- **Written exercise**:
Count the rows below that contain the string "chart", and reply with only the number.

Region boundary data:
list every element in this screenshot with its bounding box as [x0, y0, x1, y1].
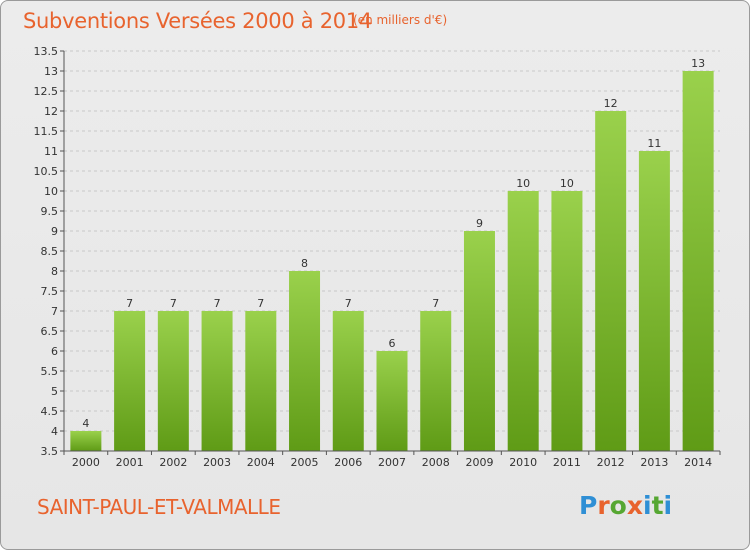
y-tick-label: 13.5: [34, 45, 59, 58]
x-tick-label-2011: 2011: [553, 456, 581, 469]
data-label-2000: 4: [82, 417, 89, 430]
chart-title: Subventions Versées 2000 à 2014: [23, 9, 372, 33]
x-tick-label-2001: 2001: [116, 456, 144, 469]
logo-letter: i: [663, 491, 673, 520]
data-label-2007: 6: [389, 337, 396, 350]
y-tick-label: 4: [51, 425, 58, 438]
bar-2005: [289, 271, 321, 451]
bar-2004: [245, 311, 277, 451]
data-label-2004: 7: [257, 297, 264, 310]
data-label-2003: 7: [214, 297, 221, 310]
bar-2012: [595, 111, 627, 451]
logo-letter: P: [579, 491, 598, 520]
bar-2010: [507, 191, 539, 451]
x-tick-label-2007: 2007: [378, 456, 406, 469]
logo-letter: o: [609, 491, 627, 520]
bar-2014: [682, 71, 714, 451]
data-label-2005: 8: [301, 257, 308, 270]
y-tick-label: 7.5: [41, 285, 59, 298]
logo-letter: t: [651, 491, 664, 520]
y-tick-label: 5.5: [41, 365, 59, 378]
chart-subtitle: (en milliers d'€): [353, 13, 448, 27]
y-tick-label: 5: [51, 385, 58, 398]
y-tick-label: 11: [44, 145, 58, 158]
x-tick-label-2005: 2005: [291, 456, 319, 469]
x-tick-label-2012: 2012: [597, 456, 625, 469]
x-tick-label-2000: 2000: [72, 456, 100, 469]
data-label-2011: 10: [560, 177, 574, 190]
data-label-2014: 13: [691, 57, 705, 70]
data-label-2002: 7: [170, 297, 177, 310]
logo-letter: r: [597, 491, 610, 520]
data-label-2001: 7: [126, 297, 133, 310]
y-tick-label: 6: [51, 345, 58, 358]
y-tick-label: 8: [51, 265, 58, 278]
bar-2009: [463, 231, 495, 451]
logo-letter: i: [643, 491, 652, 520]
y-tick-label: 10.5: [34, 165, 59, 178]
bar-2003: [201, 311, 233, 451]
y-tick-label: 6.5: [41, 325, 59, 338]
y-tick-label: 9.5: [41, 205, 59, 218]
y-tick-label: 9: [51, 225, 58, 238]
y-tick-label: 8.5: [41, 245, 59, 258]
bar-2011: [551, 191, 583, 451]
x-tick-label-2006: 2006: [334, 456, 362, 469]
bar-2002: [157, 311, 189, 451]
logo-letter: x: [626, 491, 643, 520]
bar-2007: [376, 351, 408, 451]
y-tick-label: 12: [44, 105, 58, 118]
bar-2013: [638, 151, 670, 451]
y-tick-label: 4.5: [41, 405, 59, 418]
x-tick-label-2003: 2003: [203, 456, 231, 469]
x-tick-label-2010: 2010: [509, 456, 537, 469]
x-tick-label-2004: 2004: [247, 456, 275, 469]
x-tick-label-2002: 2002: [159, 456, 187, 469]
y-tick-label: 11.5: [34, 125, 59, 138]
bar-2001: [114, 311, 146, 451]
data-label-2012: 12: [604, 97, 618, 110]
y-tick-label: 3.5: [41, 445, 59, 458]
data-label-2008: 7: [432, 297, 439, 310]
bar-2006: [332, 311, 364, 451]
data-label-2013: 11: [647, 137, 661, 150]
bar-2008: [420, 311, 452, 451]
y-tick-label: 10: [44, 185, 58, 198]
data-label-2010: 10: [516, 177, 530, 190]
y-tick-label: 7: [51, 305, 58, 318]
x-tick-label-2014: 2014: [684, 456, 712, 469]
data-label-2009: 9: [476, 217, 483, 230]
x-tick-label-2009: 2009: [465, 456, 493, 469]
y-tick-label: 12.5: [34, 85, 59, 98]
y-tick-label: 13: [44, 65, 58, 78]
data-label-2006: 7: [345, 297, 352, 310]
x-tick-label-2008: 2008: [422, 456, 450, 469]
x-tick-label-2013: 2013: [640, 456, 668, 469]
bar-2000: [70, 431, 102, 451]
proxiti-logo: Proxiti: [579, 491, 672, 520]
commune-name: SAINT-PAUL-ET-VALMALLE: [37, 495, 281, 519]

- **Answer for this exercise**:
2